** Start Data to use **
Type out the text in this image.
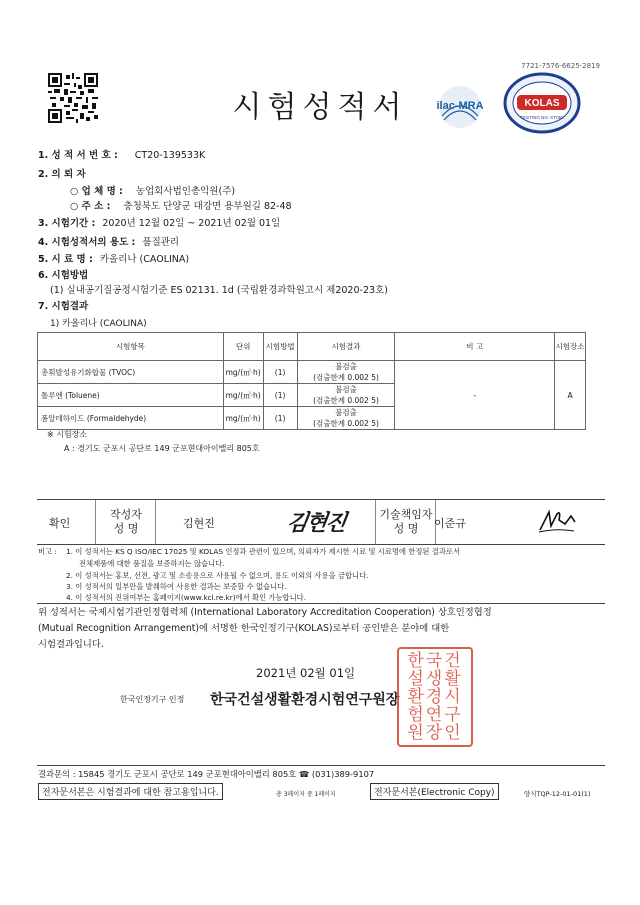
7721-7576-6625-2819
시험성적서	ilac-MRA	KOLAS
TESTING NO. KT062
1. 성 적 서 번 호 : CT20-139533K
2. 의 뢰 자
○ 업 체 명 : 농업회사법인총익원(주)
○ 주 소 : 충청북도 단양군 대강면 용부원길 82-48
3. 시험기간 : 2020년 12월 02일 ~ 2021년 02월 01일
4. 시험성적서의 용도 : 품질관리
5. 시 료 명 : 카올리나 (CAOLINA)
6. 시험방법
(1) 실내공기질공정시험기준 ES 02131. 1d (국립환경과학원고시 제2020-23호)
7. 시험결과
1) 카올리나 (CAOLINA)
시험항목	단위	시험방법	시험결과	비 고	시험장소
총휘발성유기화합물 (TVOC)	mg/(㎡·h)	(1)	불검출
(검출한계 0.002 5)	-	A
톨루엔 (Toluene)	mg/(㎡·h)	(1)	불검출
(검출한계 0.002 5)		

폼알데하이드 (Formaldehyde)	mg/(㎡·h)	(1)	불검출
(검출한계 0.002 5)		
※ 시험장소
A : 경기도 군포시 공단로 149 군포현대아이밸리 805호
확인
작성자
성 명	김현진	김현진	기술책임자
성 명	이준규
비고 : 1. 이 성적서는 KS Q ISO/IEC 17025 및 KOLAS 인정과 관련이 있으며, 의뢰자가 제시한 시료 및 시료명에 한정된 결과로서
전체제품에 대한 품질을 보증하지는 않습니다.
2. 이 성적서는 홍보, 선전, 광고 및 소송용으로 사용될 수 없으며, 용도 이외의 사용을 금합니다.
3. 이 성적서의 일부만을 발췌하여 사용한 결과는 보증할 수 없습니다.
4. 이 성적서의 진위여부는 홈페이지(www.kcl.re.kr)에서 확인 가능합니다.
위 성적서는 국제시험기관인정협력체 (International Laboratory Accreditation Cooperation) 상호인정협정
(Mutual Recognition Arrangement)에 서명한 한국인정기구(KOLAS)로부터 공인받은 분야에 대한
시험결과입니다.
2021년 02월 01일
한국인정기구 인정 한국건설생활환경시험연구원장
한국건설생활환경시험연구원장인
결과문의 : 15845 경기도 군포시 공단로 149 군포현대아이밸리 805호 ☎ (031)389-9107
전자문서본은 시험결과에 대한 참고용입니다.	총 3페이지 중 1페이지	전자문서본(Electronic Copy)	양식TQP-12-01-01(1)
** End Data to use **
Each entry should be repeated exactly as it appears; the pictures stay out.

Written response ->
Type out the text in this image.
7721-7576-6625-2819
시험성적서	ilac-MRA	KOLAS
TESTING NO. KT062
1. 성 적 서 번 호 : CT20-139533K
2. 의 뢰 자
○ 업 체 명 : 농업회사법인총익원(주)
○ 주 소 : 충청북도 단양군 대강면 용부원길 82-48
3. 시험기간 : 2020년 12월 02일 ~ 2021년 02월 01일
4. 시험성적서의 용도 : 품질관리
5. 시 료 명 : 카올리나 (CAOLINA)
6. 시험방법
(1) 실내공기질공정시험기준 ES 02131. 1d (국립환경과학원고시 제2020-23호)
7. 시험결과
1) 카올리나 (CAOLINA)
시험항목	단위	시험방법	시험결과	비 고	시험장소
총휘발성유기화합물 (TVOC)	mg/(㎡·h)	(1)	불검출
(검출한계 0.002 5)	-	A
톨루엔 (Toluene)	mg/(㎡·h)	(1)	불검출
(검출한계 0.002 5)		

폼알데하이드 (Formaldehyde)	mg/(㎡·h)	(1)	불검출
(검출한계 0.002 5)		
※ 시험장소
A : 경기도 군포시 공단로 149 군포현대아이밸리 805호
확인
작성자
성 명	김현진	김현진	기술책임자
성 명	이준규
비고 : 1. 이 성적서는 KS Q ISO/IEC 17025 및 KOLAS 인정과 관련이 있으며, 의뢰자가 제시한 시료 및 시료명에 한정된 결과로서
전체제품에 대한 품질을 보증하지는 않습니다.
2. 이 성적서는 홍보, 선전, 광고 및 소송용으로 사용될 수 없으며, 용도 이외의 사용을 금합니다.
3. 이 성적서의 일부만을 발췌하여 사용한 결과는 보증할 수 없습니다.
4. 이 성적서의 진위여부는 홈페이지(www.kcl.re.kr)에서 확인 가능합니다.
위 성적서는 국제시험기관인정협력체 (International Laboratory Accreditation Cooperation) 상호인정협정
(Mutual Recognition Arrangement)에 서명한 한국인정기구(KOLAS)로부터 공인받은 분야에 대한
시험결과입니다.
2021년 02월 01일
한국인정기구 인정 한국건설생활환경시험연구원장
한국건설생활환경시험연구원장인
결과문의 : 15845 경기도 군포시 공단로 149 군포현대아이밸리 805호 ☎ (031)389-9107
전자문서본은 시험결과에 대한 참고용입니다.	총 3페이지 중 1페이지	전자문서본(Electronic Copy)	양식TQP-12-01-01(1)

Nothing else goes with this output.